Output the material below in full, exactly as it is.

Figure record listings
==============================

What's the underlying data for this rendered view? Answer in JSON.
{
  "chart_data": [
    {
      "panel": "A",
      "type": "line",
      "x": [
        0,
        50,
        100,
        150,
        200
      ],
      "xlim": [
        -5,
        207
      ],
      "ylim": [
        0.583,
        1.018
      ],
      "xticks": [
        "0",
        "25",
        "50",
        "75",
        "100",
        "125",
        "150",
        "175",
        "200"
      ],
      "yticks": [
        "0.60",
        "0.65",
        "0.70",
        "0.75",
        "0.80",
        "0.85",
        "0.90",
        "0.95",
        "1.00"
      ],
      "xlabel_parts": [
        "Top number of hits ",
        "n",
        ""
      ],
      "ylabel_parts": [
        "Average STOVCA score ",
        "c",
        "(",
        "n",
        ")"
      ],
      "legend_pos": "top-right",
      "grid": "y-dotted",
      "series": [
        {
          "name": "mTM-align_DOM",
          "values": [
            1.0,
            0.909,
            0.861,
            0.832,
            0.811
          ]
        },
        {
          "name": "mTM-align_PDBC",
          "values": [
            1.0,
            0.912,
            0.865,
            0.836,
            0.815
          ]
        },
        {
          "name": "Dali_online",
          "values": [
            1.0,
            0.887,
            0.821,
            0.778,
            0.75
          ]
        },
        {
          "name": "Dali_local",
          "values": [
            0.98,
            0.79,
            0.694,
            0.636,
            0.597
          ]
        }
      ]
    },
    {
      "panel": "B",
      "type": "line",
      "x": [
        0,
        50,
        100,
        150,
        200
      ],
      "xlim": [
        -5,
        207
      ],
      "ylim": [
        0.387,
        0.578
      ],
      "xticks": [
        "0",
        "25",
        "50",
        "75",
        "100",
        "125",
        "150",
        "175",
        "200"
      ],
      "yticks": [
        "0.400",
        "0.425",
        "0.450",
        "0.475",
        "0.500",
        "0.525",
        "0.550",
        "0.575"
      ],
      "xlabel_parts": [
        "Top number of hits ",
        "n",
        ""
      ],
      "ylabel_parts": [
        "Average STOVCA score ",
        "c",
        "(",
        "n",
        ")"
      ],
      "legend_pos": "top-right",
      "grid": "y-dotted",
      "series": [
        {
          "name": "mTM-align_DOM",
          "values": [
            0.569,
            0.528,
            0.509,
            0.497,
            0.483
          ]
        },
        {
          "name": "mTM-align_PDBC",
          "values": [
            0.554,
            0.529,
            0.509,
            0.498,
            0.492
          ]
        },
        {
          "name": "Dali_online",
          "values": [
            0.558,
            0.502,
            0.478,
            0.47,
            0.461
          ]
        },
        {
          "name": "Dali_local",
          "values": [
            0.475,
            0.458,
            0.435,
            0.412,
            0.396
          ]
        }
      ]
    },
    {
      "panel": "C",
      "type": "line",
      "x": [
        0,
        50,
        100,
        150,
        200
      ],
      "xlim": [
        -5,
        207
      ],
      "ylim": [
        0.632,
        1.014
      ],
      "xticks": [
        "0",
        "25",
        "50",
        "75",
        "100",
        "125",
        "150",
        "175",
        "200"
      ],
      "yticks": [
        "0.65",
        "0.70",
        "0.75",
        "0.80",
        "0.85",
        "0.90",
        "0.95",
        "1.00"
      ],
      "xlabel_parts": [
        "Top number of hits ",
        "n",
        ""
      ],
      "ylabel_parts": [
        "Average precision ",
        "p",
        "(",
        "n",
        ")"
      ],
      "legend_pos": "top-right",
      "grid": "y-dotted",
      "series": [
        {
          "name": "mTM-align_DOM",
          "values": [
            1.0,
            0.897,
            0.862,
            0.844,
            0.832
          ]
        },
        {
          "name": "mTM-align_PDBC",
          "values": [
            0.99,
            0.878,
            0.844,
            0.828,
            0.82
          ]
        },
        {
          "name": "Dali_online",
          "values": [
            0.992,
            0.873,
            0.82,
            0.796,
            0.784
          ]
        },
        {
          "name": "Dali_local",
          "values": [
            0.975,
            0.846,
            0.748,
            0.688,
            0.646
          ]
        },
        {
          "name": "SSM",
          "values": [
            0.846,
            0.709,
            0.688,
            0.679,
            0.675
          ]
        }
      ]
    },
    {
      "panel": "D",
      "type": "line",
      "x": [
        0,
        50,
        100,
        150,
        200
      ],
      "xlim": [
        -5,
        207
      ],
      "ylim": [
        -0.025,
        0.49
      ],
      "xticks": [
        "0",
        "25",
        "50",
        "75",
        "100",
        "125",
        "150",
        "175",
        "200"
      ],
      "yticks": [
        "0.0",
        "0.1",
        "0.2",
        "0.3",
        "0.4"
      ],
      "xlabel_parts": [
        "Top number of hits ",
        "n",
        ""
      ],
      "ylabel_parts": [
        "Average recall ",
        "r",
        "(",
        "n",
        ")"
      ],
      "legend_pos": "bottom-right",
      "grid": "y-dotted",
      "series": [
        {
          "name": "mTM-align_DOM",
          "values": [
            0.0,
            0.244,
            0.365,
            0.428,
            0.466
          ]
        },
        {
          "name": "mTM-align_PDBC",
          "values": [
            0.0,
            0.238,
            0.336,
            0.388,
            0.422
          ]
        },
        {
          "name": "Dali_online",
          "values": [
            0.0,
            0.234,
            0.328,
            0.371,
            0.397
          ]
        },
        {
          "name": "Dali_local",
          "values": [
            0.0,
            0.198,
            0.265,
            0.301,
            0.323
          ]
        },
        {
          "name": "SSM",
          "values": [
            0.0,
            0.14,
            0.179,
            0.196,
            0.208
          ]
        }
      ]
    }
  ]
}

==============================

Finished task |
What's the underlying data for this rendered view? Answer in JSON.
{
  "chart_data": [
    {
      "panel": "A",
      "type": "line",
      "x": [
        0,
        50,
        100,
        150,
        200
      ],
      "xlim": [
        -5,
        207
      ],
      "ylim": [
        0.583,
        1.018
      ],
      "xticks": [
        "0",
        "25",
        "50",
        "75",
        "100",
        "125",
        "150",
        "175",
        "200"
      ],
      "yticks": [
        "0.60",
        "0.65",
        "0.70",
        "0.75",
        "0.80",
        "0.85",
        "0.90",
        "0.95",
        "1.00"
      ],
      "xlabel_parts": [
        "Top number of hits ",
        "n",
        ""
      ],
      "ylabel_parts": [
        "Average STOVCA score ",
        "c",
        "(",
        "n",
        ")"
      ],
      "legend_pos": "top-right",
      "grid": "y-dotted",
      "series": [
        {
          "name": "mTM-align_DOM",
          "values": [
            1.0,
            0.909,
            0.861,
            0.832,
            0.811
          ]
        },
        {
          "name": "mTM-align_PDBC",
          "values": [
            1.0,
            0.912,
            0.865,
            0.836,
            0.815
          ]
        },
        {
          "name": "Dali_online",
          "values": [
            1.0,
            0.887,
            0.821,
            0.778,
            0.75
          ]
        },
        {
          "name": "Dali_local",
          "values": [
            0.98,
            0.79,
            0.694,
            0.636,
            0.597
          ]
        }
      ]
    },
    {
      "panel": "B",
      "type": "line",
      "x": [
        0,
        50,
        100,
        150,
        200
      ],
      "xlim": [
        -5,
        207
      ],
      "ylim": [
        0.387,
        0.578
      ],
      "xticks": [
        "0",
        "25",
        "50",
        "75",
        "100",
        "125",
        "150",
        "175",
        "200"
      ],
      "yticks": [
        "0.400",
        "0.425",
        "0.450",
        "0.475",
        "0.500",
        "0.525",
        "0.550",
        "0.575"
      ],
      "xlabel_parts": [
        "Top number of hits ",
        "n",
        ""
      ],
      "ylabel_parts": [
        "Average STOVCA score ",
        "c",
        "(",
        "n",
        ")"
      ],
      "legend_pos": "top-right",
      "grid": "y-dotted",
      "series": [
        {
          "name": "mTM-align_DOM",
          "values": [
            0.569,
            0.528,
            0.509,
            0.497,
            0.483
          ]
        },
        {
          "name": "mTM-align_PDBC",
          "values": [
            0.554,
            0.529,
            0.509,
            0.498,
            0.492
          ]
        },
        {
          "name": "Dali_online",
          "values": [
            0.558,
            0.502,
            0.478,
            0.47,
            0.461
          ]
        },
        {
          "name": "Dali_local",
          "values": [
            0.475,
            0.458,
            0.435,
            0.412,
            0.396
          ]
        }
      ]
    },
    {
      "panel": "C",
      "type": "line",
      "x": [
        0,
        50,
        100,
        150,
        200
      ],
      "xlim": [
        -5,
        207
      ],
      "ylim": [
        0.632,
        1.014
      ],
      "xticks": [
        "0",
        "25",
        "50",
        "75",
        "100",
        "125",
        "150",
        "175",
        "200"
      ],
      "yticks": [
        "0.65",
        "0.70",
        "0.75",
        "0.80",
        "0.85",
        "0.90",
        "0.95",
        "1.00"
      ],
      "xlabel_parts": [
        "Top number of hits ",
        "n",
        ""
      ],
      "ylabel_parts": [
        "Average precision ",
        "p",
        "(",
        "n",
        ")"
      ],
      "legend_pos": "top-right",
      "grid": "y-dotted",
      "series": [
        {
          "name": "mTM-align_DOM",
          "values": [
            1.0,
            0.897,
            0.862,
            0.844,
            0.832
          ]
        },
        {
          "name": "mTM-align_PDBC",
          "values": [
            0.99,
            0.878,
            0.844,
            0.828,
            0.82
          ]
        },
        {
          "name": "Dali_online",
          "values": [
            0.992,
            0.873,
            0.82,
            0.796,
            0.784
          ]
        },
        {
          "name": "Dali_local",
          "values": [
            0.975,
            0.846,
            0.748,
            0.688,
            0.646
          ]
        },
        {
          "name": "SSM",
          "values": [
            0.846,
            0.709,
            0.688,
            0.679,
            0.675
          ]
        }
      ]
    },
    {
      "panel": "D",
      "type": "line",
      "x": [
        0,
        50,
        100,
        150,
        200
      ],
      "xlim": [
        -5,
        207
      ],
      "ylim": [
        -0.025,
        0.49
      ],
      "xticks": [
        "0",
        "25",
        "50",
        "75",
        "100",
        "125",
        "150",
        "175",
        "200"
      ],
      "yticks": [
        "0.0",
        "0.1",
        "0.2",
        "0.3",
        "0.4"
      ],
      "xlabel_parts": [
        "Top number of hits ",
        "n",
        ""
      ],
      "ylabel_parts": [
        "Average recall ",
        "r",
        "(",
        "n",
        ")"
      ],
      "legend_pos": "bottom-right",
      "grid": "y-dotted",
      "series": [
        {
          "name": "mTM-align_DOM",
          "values": [
            0.0,
            0.244,
            0.365,
            0.428,
            0.466
          ]
        },
        {
          "name": "mTM-align_PDBC",
          "values": [
            0.0,
            0.238,
            0.336,
            0.388,
            0.422
          ]
        },
        {
          "name": "Dali_online",
          "values": [
            0.0,
            0.234,
            0.328,
            0.371,
            0.397
          ]
        },
        {
          "name": "Dali_local",
          "values": [
            0.0,
            0.198,
            0.265,
            0.301,
            0.323
          ]
        },
        {
          "name": "SSM",
          "values": [
            0.0,
            0.14,
            0.179,
            0.196,
            0.208
          ]
        }
      ]
    }
  ]
}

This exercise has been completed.